──────── ENTRIES PROVIDED ────────

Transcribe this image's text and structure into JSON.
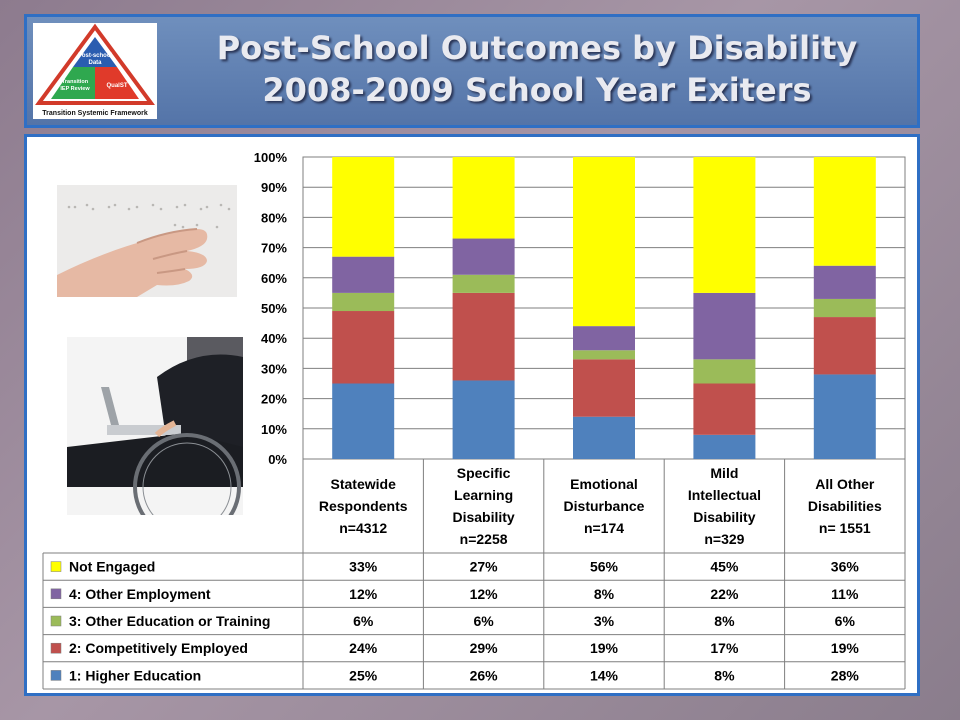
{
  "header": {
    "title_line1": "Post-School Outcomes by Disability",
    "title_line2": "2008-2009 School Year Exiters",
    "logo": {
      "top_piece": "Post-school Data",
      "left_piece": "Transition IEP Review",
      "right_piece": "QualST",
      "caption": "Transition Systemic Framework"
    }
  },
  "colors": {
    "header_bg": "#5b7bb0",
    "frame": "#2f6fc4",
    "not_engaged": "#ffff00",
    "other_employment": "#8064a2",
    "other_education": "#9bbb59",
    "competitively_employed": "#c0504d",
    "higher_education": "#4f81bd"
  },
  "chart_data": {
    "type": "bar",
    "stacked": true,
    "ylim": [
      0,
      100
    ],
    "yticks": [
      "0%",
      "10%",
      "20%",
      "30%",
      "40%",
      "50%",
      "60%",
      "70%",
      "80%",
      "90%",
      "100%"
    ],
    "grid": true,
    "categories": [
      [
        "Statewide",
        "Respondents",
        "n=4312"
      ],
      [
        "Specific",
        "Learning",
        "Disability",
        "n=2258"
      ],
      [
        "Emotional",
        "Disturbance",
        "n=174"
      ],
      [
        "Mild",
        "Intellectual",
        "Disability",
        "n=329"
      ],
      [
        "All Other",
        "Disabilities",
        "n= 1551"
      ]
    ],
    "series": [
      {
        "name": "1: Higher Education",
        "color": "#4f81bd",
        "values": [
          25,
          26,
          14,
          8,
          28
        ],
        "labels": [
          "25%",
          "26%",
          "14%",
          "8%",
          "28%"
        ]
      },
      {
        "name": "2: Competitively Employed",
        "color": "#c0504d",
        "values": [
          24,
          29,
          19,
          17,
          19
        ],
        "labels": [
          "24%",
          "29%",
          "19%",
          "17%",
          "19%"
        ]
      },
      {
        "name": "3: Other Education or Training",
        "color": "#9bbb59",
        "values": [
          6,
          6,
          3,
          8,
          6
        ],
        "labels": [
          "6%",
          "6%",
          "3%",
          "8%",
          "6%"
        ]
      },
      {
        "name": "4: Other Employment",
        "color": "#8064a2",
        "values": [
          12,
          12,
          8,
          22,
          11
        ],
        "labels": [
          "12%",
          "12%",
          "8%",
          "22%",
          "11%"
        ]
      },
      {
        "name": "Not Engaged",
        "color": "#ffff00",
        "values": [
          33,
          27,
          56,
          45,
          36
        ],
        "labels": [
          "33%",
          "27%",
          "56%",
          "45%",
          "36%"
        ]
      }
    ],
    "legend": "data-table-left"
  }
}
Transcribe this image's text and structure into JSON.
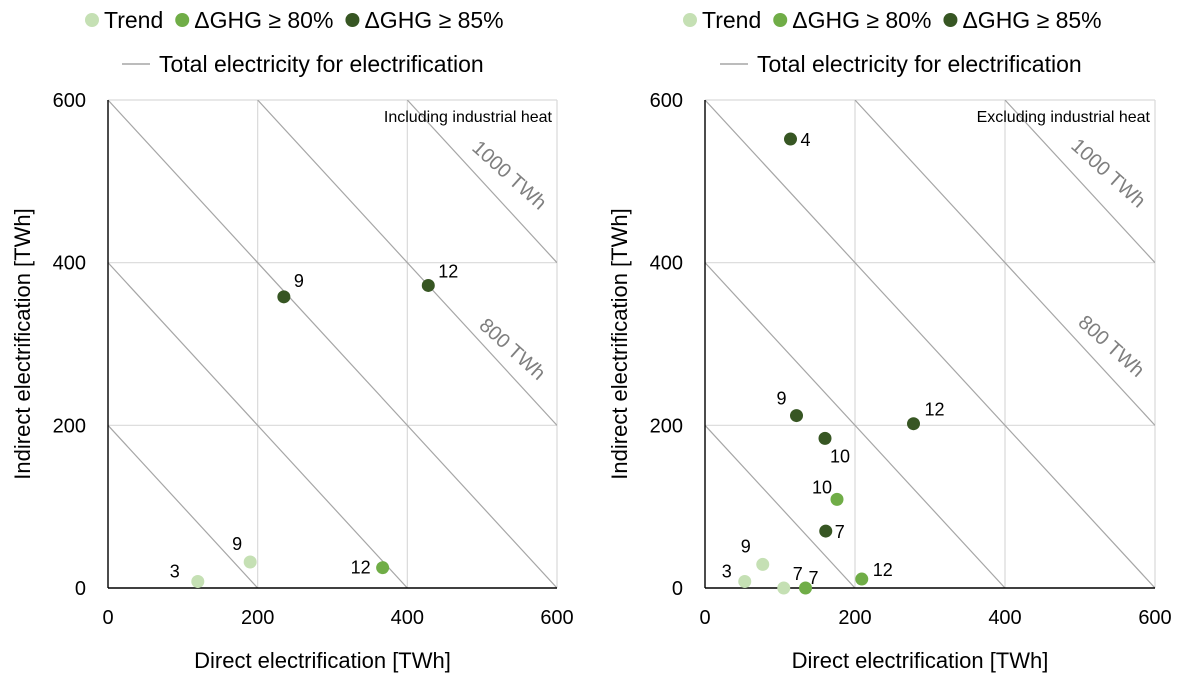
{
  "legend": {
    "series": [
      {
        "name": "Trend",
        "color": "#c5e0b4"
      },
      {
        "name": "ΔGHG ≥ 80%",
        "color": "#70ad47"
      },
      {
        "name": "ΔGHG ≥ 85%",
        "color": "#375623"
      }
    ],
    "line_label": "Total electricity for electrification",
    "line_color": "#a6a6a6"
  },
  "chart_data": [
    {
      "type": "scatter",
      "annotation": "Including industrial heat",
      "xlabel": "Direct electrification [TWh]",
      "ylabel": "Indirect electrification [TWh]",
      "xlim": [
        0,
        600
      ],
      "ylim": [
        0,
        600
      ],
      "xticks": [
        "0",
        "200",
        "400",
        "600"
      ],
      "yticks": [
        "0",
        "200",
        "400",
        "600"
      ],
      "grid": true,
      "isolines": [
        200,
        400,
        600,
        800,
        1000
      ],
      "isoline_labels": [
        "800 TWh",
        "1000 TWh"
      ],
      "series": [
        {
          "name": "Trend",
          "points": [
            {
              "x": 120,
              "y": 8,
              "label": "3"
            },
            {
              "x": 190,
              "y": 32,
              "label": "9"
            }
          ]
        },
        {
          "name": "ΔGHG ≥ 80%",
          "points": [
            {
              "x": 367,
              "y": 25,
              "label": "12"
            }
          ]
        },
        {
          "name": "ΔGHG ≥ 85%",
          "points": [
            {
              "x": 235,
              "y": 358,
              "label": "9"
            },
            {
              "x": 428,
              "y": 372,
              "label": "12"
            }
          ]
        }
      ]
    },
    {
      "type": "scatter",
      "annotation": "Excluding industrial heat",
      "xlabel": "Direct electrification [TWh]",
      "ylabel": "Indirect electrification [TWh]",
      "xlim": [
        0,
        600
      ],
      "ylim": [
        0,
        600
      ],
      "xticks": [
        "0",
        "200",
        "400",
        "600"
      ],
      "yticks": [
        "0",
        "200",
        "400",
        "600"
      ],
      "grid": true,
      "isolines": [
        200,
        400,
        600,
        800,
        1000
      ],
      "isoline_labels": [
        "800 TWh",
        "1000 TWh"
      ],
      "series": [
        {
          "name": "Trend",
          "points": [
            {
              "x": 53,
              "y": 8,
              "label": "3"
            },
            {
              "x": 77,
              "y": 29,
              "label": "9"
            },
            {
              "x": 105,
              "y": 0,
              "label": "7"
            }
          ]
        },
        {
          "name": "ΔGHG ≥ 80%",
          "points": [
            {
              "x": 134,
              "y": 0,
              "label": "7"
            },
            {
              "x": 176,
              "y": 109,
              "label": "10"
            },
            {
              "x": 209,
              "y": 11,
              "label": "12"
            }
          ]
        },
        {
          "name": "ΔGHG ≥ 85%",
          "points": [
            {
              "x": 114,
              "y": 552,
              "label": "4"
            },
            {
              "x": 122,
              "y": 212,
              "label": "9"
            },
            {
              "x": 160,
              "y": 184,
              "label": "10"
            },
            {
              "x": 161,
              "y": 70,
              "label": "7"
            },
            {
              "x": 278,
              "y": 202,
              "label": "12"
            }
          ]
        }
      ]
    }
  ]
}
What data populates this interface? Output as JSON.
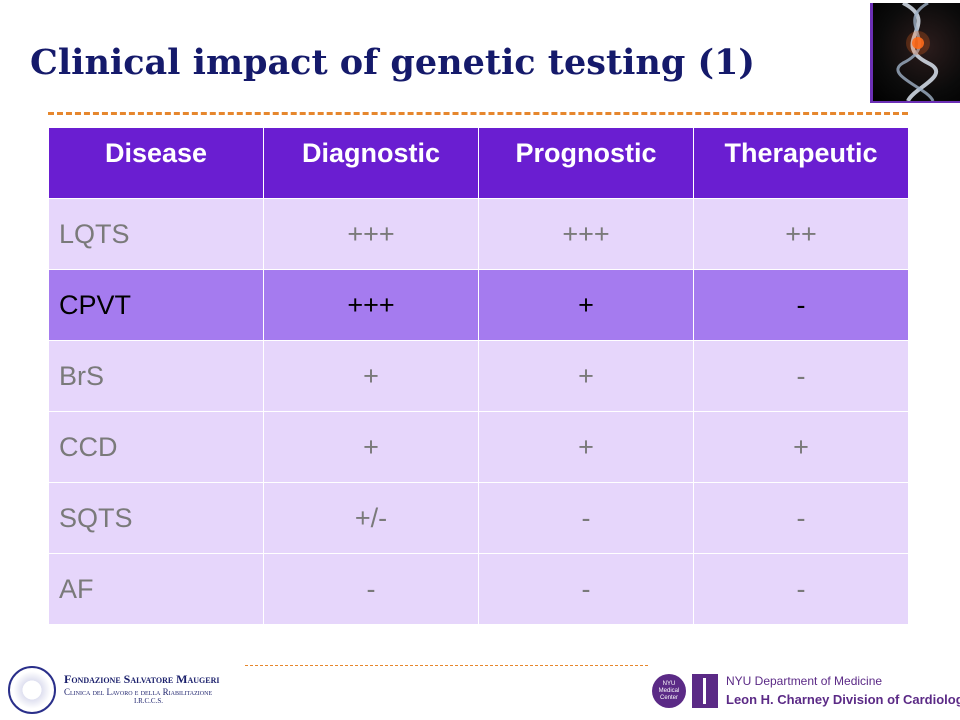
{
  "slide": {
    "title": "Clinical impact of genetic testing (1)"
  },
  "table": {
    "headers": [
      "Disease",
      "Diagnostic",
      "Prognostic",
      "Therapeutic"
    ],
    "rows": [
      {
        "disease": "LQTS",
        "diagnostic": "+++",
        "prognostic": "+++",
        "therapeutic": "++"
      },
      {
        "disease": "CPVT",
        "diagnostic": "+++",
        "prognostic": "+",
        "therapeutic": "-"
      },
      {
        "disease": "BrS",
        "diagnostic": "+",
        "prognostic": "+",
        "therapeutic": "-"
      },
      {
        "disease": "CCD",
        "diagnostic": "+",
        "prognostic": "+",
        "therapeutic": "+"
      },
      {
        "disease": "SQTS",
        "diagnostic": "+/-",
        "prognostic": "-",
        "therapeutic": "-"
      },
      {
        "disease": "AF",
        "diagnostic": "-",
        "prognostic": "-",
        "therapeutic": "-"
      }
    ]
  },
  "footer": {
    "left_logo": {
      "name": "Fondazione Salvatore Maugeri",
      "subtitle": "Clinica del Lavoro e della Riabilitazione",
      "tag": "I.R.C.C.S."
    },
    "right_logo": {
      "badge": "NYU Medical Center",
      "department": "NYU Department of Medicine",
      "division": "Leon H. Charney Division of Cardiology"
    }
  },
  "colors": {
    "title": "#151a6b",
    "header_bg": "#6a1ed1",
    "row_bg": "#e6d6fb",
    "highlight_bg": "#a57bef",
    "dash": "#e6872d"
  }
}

────────

▶ _GOAL OF THE EXERCISE_:
Nothing in the entries should change as you copy them, except that the pictures are left out.

▶ _IN RESPONSE_:
Transcribe this image's text and structure into JSON.
{
  "header": {
    "title_line1": "Post-School Outcomes by Disability",
    "title_line2": "2008-2009 School Year Exiters",
    "logo": {
      "top_piece": "Post-school Data",
      "left_piece": "Transition IEP Review",
      "right_piece": "QualST",
      "caption": "Transition Systemic Framework"
    }
  },
  "colors": {
    "header_bg": "#5b7bb0",
    "frame": "#2f6fc4",
    "not_engaged": "#ffff00",
    "other_employment": "#8064a2",
    "other_education": "#9bbb59",
    "competitively_employed": "#c0504d",
    "higher_education": "#4f81bd"
  },
  "chart_data": {
    "type": "bar",
    "stacked": true,
    "ylim": [
      0,
      100
    ],
    "yticks": [
      "0%",
      "10%",
      "20%",
      "30%",
      "40%",
      "50%",
      "60%",
      "70%",
      "80%",
      "90%",
      "100%"
    ],
    "grid": true,
    "categories": [
      [
        "Statewide",
        "Respondents",
        "n=4312"
      ],
      [
        "Specific",
        "Learning",
        "Disability",
        "n=2258"
      ],
      [
        "Emotional",
        "Disturbance",
        "n=174"
      ],
      [
        "Mild",
        "Intellectual",
        "Disability",
        "n=329"
      ],
      [
        "All Other",
        "Disabilities",
        "n= 1551"
      ]
    ],
    "series": [
      {
        "name": "1: Higher Education",
        "color": "#4f81bd",
        "values": [
          25,
          26,
          14,
          8,
          28
        ],
        "labels": [
          "25%",
          "26%",
          "14%",
          "8%",
          "28%"
        ]
      },
      {
        "name": "2: Competitively Employed",
        "color": "#c0504d",
        "values": [
          24,
          29,
          19,
          17,
          19
        ],
        "labels": [
          "24%",
          "29%",
          "19%",
          "17%",
          "19%"
        ]
      },
      {
        "name": "3: Other Education or Training",
        "color": "#9bbb59",
        "values": [
          6,
          6,
          3,
          8,
          6
        ],
        "labels": [
          "6%",
          "6%",
          "3%",
          "8%",
          "6%"
        ]
      },
      {
        "name": "4: Other Employment",
        "color": "#8064a2",
        "values": [
          12,
          12,
          8,
          22,
          11
        ],
        "labels": [
          "12%",
          "12%",
          "8%",
          "22%",
          "11%"
        ]
      },
      {
        "name": "Not Engaged",
        "color": "#ffff00",
        "values": [
          33,
          27,
          56,
          45,
          36
        ],
        "labels": [
          "33%",
          "27%",
          "56%",
          "45%",
          "36%"
        ]
      }
    ],
    "legend": "data-table-left"
  }
}
Transcribe this image's text and structure into JSON.
{
  "legend": {
    "series": [
      {
        "name": "Trend",
        "color": "#c5e0b4"
      },
      {
        "name": "ΔGHG ≥ 80%",
        "color": "#70ad47"
      },
      {
        "name": "ΔGHG ≥ 85%",
        "color": "#375623"
      }
    ],
    "line_label": "Total electricity for electrification",
    "line_color": "#a6a6a6"
  },
  "chart_data": [
    {
      "type": "scatter",
      "annotation": "Including industrial heat",
      "xlabel": "Direct electrification [TWh]",
      "ylabel": "Indirect electrification [TWh]",
      "xlim": [
        0,
        600
      ],
      "ylim": [
        0,
        600
      ],
      "xticks": [
        "0",
        "200",
        "400",
        "600"
      ],
      "yticks": [
        "0",
        "200",
        "400",
        "600"
      ],
      "grid": true,
      "isolines": [
        200,
        400,
        600,
        800,
        1000
      ],
      "isoline_labels": [
        "800 TWh",
        "1000 TWh"
      ],
      "series": [
        {
          "name": "Trend",
          "points": [
            {
              "x": 120,
              "y": 8,
              "label": "3"
            },
            {
              "x": 190,
              "y": 32,
              "label": "9"
            }
          ]
        },
        {
          "name": "ΔGHG ≥ 80%",
          "points": [
            {
              "x": 367,
              "y": 25,
              "label": "12"
            }
          ]
        },
        {
          "name": "ΔGHG ≥ 85%",
          "points": [
            {
              "x": 235,
              "y": 358,
              "label": "9"
            },
            {
              "x": 428,
              "y": 372,
              "label": "12"
            }
          ]
        }
      ]
    },
    {
      "type": "scatter",
      "annotation": "Excluding industrial heat",
      "xlabel": "Direct electrification [TWh]",
      "ylabel": "Indirect electrification [TWh]",
      "xlim": [
        0,
        600
      ],
      "ylim": [
        0,
        600
      ],
      "xticks": [
        "0",
        "200",
        "400",
        "600"
      ],
      "yticks": [
        "0",
        "200",
        "400",
        "600"
      ],
      "grid": true,
      "isolines": [
        200,
        400,
        600,
        800,
        1000
      ],
      "isoline_labels": [
        "800 TWh",
        "1000 TWh"
      ],
      "series": [
        {
          "name": "Trend",
          "points": [
            {
              "x": 53,
              "y": 8,
              "label": "3"
            },
            {
              "x": 77,
              "y": 29,
              "label": "9"
            },
            {
              "x": 105,
              "y": 0,
              "label": "7"
            }
          ]
        },
        {
          "name": "ΔGHG ≥ 80%",
          "points": [
            {
              "x": 134,
              "y": 0,
              "label": "7"
            },
            {
              "x": 176,
              "y": 109,
              "label": "10"
            },
            {
              "x": 209,
              "y": 11,
              "label": "12"
            }
          ]
        },
        {
          "name": "ΔGHG ≥ 85%",
          "points": [
            {
              "x": 114,
              "y": 552,
              "label": "4"
            },
            {
              "x": 122,
              "y": 212,
              "label": "9"
            },
            {
              "x": 160,
              "y": 184,
              "label": "10"
            },
            {
              "x": 161,
              "y": 70,
              "label": "7"
            },
            {
              "x": 278,
              "y": 202,
              "label": "12"
            }
          ]
        }
      ]
    }
  ]
}
What data populates this interface? Output as JSON.
{
  "slide": {
    "title": "Clinical impact of genetic testing (1)"
  },
  "table": {
    "headers": [
      "Disease",
      "Diagnostic",
      "Prognostic",
      "Therapeutic"
    ],
    "rows": [
      {
        "disease": "LQTS",
        "diagnostic": "+++",
        "prognostic": "+++",
        "therapeutic": "++"
      },
      {
        "disease": "CPVT",
        "diagnostic": "+++",
        "prognostic": "+",
        "therapeutic": "-"
      },
      {
        "disease": "BrS",
        "diagnostic": "+",
        "prognostic": "+",
        "therapeutic": "-"
      },
      {
        "disease": "CCD",
        "diagnostic": "+",
        "prognostic": "+",
        "therapeutic": "+"
      },
      {
        "disease": "SQTS",
        "diagnostic": "+/-",
        "prognostic": "-",
        "therapeutic": "-"
      },
      {
        "disease": "AF",
        "diagnostic": "-",
        "prognostic": "-",
        "therapeutic": "-"
      }
    ]
  },
  "footer": {
    "left_logo": {
      "name": "Fondazione Salvatore Maugeri",
      "subtitle": "Clinica del Lavoro e della Riabilitazione",
      "tag": "I.R.C.C.S."
    },
    "right_logo": {
      "badge": "NYU Medical Center",
      "department": "NYU Department of Medicine",
      "division": "Leon H. Charney Division of Cardiology"
    }
  },
  "colors": {
    "title": "#151a6b",
    "header_bg": "#6a1ed1",
    "row_bg": "#e6d6fb",
    "highlight_bg": "#a57bef",
    "dash": "#e6872d"
  }
}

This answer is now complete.